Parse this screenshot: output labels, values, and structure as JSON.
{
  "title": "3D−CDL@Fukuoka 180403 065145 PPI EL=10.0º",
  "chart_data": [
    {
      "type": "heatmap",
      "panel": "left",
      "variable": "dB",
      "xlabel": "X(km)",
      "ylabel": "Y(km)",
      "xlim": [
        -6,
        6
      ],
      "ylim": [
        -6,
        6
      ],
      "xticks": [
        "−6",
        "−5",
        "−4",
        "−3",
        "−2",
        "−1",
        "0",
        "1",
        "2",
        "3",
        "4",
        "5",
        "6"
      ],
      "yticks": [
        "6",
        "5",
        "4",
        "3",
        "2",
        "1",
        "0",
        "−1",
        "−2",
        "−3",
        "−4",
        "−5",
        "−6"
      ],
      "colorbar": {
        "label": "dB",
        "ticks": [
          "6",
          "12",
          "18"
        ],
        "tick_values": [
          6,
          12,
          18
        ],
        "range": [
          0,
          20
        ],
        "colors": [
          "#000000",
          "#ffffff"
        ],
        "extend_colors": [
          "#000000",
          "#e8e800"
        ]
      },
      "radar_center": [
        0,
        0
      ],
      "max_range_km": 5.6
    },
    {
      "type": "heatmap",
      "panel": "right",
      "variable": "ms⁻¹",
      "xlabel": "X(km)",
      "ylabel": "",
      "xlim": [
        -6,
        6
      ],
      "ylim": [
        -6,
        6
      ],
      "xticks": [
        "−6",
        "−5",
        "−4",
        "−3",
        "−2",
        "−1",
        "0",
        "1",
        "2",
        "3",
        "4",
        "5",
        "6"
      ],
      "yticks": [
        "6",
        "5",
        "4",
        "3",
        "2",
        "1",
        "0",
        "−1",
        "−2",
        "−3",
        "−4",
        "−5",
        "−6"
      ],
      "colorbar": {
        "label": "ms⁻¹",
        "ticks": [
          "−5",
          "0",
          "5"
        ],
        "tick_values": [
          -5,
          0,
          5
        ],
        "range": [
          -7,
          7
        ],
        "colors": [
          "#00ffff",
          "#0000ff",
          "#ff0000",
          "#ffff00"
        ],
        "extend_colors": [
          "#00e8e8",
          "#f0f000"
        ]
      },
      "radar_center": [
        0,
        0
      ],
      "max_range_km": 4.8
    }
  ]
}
┄┄┄┄┄┄┄┄┄┄
Write the complete data out, exactly as above.

Parse this screenshot: output labels, values, and structure as JSON.
{
  "title": "3D−CDL@Fukuoka 180403 065145 PPI EL=10.0º",
  "chart_data": [
    {
      "type": "heatmap",
      "panel": "left",
      "variable": "dB",
      "xlabel": "X(km)",
      "ylabel": "Y(km)",
      "xlim": [
        -6,
        6
      ],
      "ylim": [
        -6,
        6
      ],
      "xticks": [
        "−6",
        "−5",
        "−4",
        "−3",
        "−2",
        "−1",
        "0",
        "1",
        "2",
        "3",
        "4",
        "5",
        "6"
      ],
      "yticks": [
        "6",
        "5",
        "4",
        "3",
        "2",
        "1",
        "0",
        "−1",
        "−2",
        "−3",
        "−4",
        "−5",
        "−6"
      ],
      "colorbar": {
        "label": "dB",
        "ticks": [
          "6",
          "12",
          "18"
        ],
        "tick_values": [
          6,
          12,
          18
        ],
        "range": [
          0,
          20
        ],
        "colors": [
          "#000000",
          "#ffffff"
        ],
        "extend_colors": [
          "#000000",
          "#e8e800"
        ]
      },
      "radar_center": [
        0,
        0
      ],
      "max_range_km": 5.6
    },
    {
      "type": "heatmap",
      "panel": "right",
      "variable": "ms⁻¹",
      "xlabel": "X(km)",
      "ylabel": "",
      "xlim": [
        -6,
        6
      ],
      "ylim": [
        -6,
        6
      ],
      "xticks": [
        "−6",
        "−5",
        "−4",
        "−3",
        "−2",
        "−1",
        "0",
        "1",
        "2",
        "3",
        "4",
        "5",
        "6"
      ],
      "yticks": [
        "6",
        "5",
        "4",
        "3",
        "2",
        "1",
        "0",
        "−1",
        "−2",
        "−3",
        "−4",
        "−5",
        "−6"
      ],
      "colorbar": {
        "label": "ms⁻¹",
        "ticks": [
          "−5",
          "0",
          "5"
        ],
        "tick_values": [
          -5,
          0,
          5
        ],
        "range": [
          -7,
          7
        ],
        "colors": [
          "#00ffff",
          "#0000ff",
          "#ff0000",
          "#ffff00"
        ],
        "extend_colors": [
          "#00e8e8",
          "#f0f000"
        ]
      },
      "radar_center": [
        0,
        0
      ],
      "max_range_km": 4.8
    }
  ]
}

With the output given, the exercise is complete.